[Entries taken from a collection]
[Start]
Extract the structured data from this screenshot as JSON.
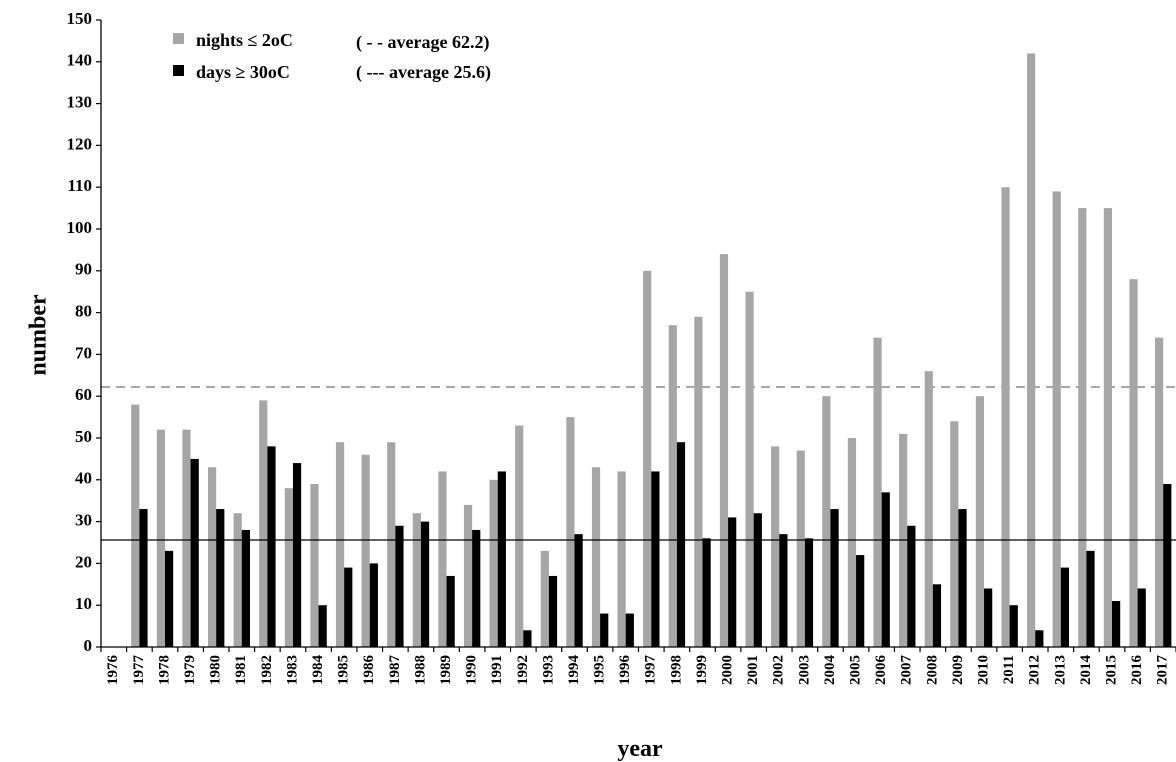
{
  "chart_data": {
    "type": "bar",
    "xlabel": "year",
    "ylabel": "number",
    "ylim": [
      0,
      150
    ],
    "yticks": [
      0,
      10,
      20,
      30,
      40,
      50,
      60,
      70,
      80,
      90,
      100,
      110,
      120,
      130,
      140,
      150
    ],
    "categories": [
      "1976",
      "1977",
      "1978",
      "1979",
      "1980",
      "1981",
      "1982",
      "1983",
      "1984",
      "1985",
      "1986",
      "1987",
      "1988",
      "1989",
      "1990",
      "1991",
      "1992",
      "1993",
      "1994",
      "1995",
      "1996",
      "1997",
      "1998",
      "1999",
      "2000",
      "2001",
      "2002",
      "2003",
      "2004",
      "2005",
      "2006",
      "2007",
      "2008",
      "2009",
      "2010",
      "2011",
      "2012",
      "2013",
      "2014",
      "2015",
      "2016",
      "2017"
    ],
    "series": [
      {
        "name": "nights ≤ 2oC",
        "color": "#a6a6a6",
        "values": [
          null,
          58,
          52,
          52,
          43,
          32,
          59,
          38,
          39,
          49,
          46,
          49,
          32,
          42,
          34,
          40,
          53,
          23,
          55,
          43,
          42,
          90,
          77,
          79,
          94,
          85,
          48,
          47,
          60,
          50,
          74,
          51,
          66,
          54,
          60,
          110,
          142,
          109,
          105,
          105,
          88,
          74
        ]
      },
      {
        "name": "days ≥ 30oC",
        "color": "#000000",
        "values": [
          null,
          33,
          23,
          45,
          33,
          28,
          48,
          44,
          10,
          19,
          20,
          29,
          30,
          17,
          28,
          42,
          4,
          17,
          27,
          8,
          8,
          42,
          49,
          26,
          31,
          32,
          27,
          26,
          33,
          22,
          37,
          29,
          15,
          33,
          14,
          10,
          4,
          19,
          23,
          11,
          14,
          39
        ]
      }
    ],
    "reference_lines": [
      {
        "label": "( - - average 62.2)",
        "value": 62.2,
        "style": "dashed",
        "color": "#a6a6a6"
      },
      {
        "label": "( --- average 25.6)",
        "value": 25.6,
        "style": "solid",
        "color": "#000000"
      }
    ],
    "legend_position": "top-left",
    "grid": false
  }
}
[End]
Print the entries above exactly, taking out only the pictures.

Extract the structured data from this screenshot as JSON.
{
  "chart_data": {
    "type": "bar",
    "xlabel": "year",
    "ylabel": "number",
    "ylim": [
      0,
      150
    ],
    "yticks": [
      0,
      10,
      20,
      30,
      40,
      50,
      60,
      70,
      80,
      90,
      100,
      110,
      120,
      130,
      140,
      150
    ],
    "categories": [
      "1976",
      "1977",
      "1978",
      "1979",
      "1980",
      "1981",
      "1982",
      "1983",
      "1984",
      "1985",
      "1986",
      "1987",
      "1988",
      "1989",
      "1990",
      "1991",
      "1992",
      "1993",
      "1994",
      "1995",
      "1996",
      "1997",
      "1998",
      "1999",
      "2000",
      "2001",
      "2002",
      "2003",
      "2004",
      "2005",
      "2006",
      "2007",
      "2008",
      "2009",
      "2010",
      "2011",
      "2012",
      "2013",
      "2014",
      "2015",
      "2016",
      "2017"
    ],
    "series": [
      {
        "name": "nights ≤ 2oC",
        "color": "#a6a6a6",
        "values": [
          null,
          58,
          52,
          52,
          43,
          32,
          59,
          38,
          39,
          49,
          46,
          49,
          32,
          42,
          34,
          40,
          53,
          23,
          55,
          43,
          42,
          90,
          77,
          79,
          94,
          85,
          48,
          47,
          60,
          50,
          74,
          51,
          66,
          54,
          60,
          110,
          142,
          109,
          105,
          105,
          88,
          74
        ]
      },
      {
        "name": "days ≥ 30oC",
        "color": "#000000",
        "values": [
          null,
          33,
          23,
          45,
          33,
          28,
          48,
          44,
          10,
          19,
          20,
          29,
          30,
          17,
          28,
          42,
          4,
          17,
          27,
          8,
          8,
          42,
          49,
          26,
          31,
          32,
          27,
          26,
          33,
          22,
          37,
          29,
          15,
          33,
          14,
          10,
          4,
          19,
          23,
          11,
          14,
          39
        ]
      }
    ],
    "reference_lines": [
      {
        "label": "( - - average 62.2)",
        "value": 62.2,
        "style": "dashed",
        "color": "#a6a6a6"
      },
      {
        "label": "( --- average 25.6)",
        "value": 25.6,
        "style": "solid",
        "color": "#000000"
      }
    ],
    "legend_position": "top-left",
    "grid": false
  }
}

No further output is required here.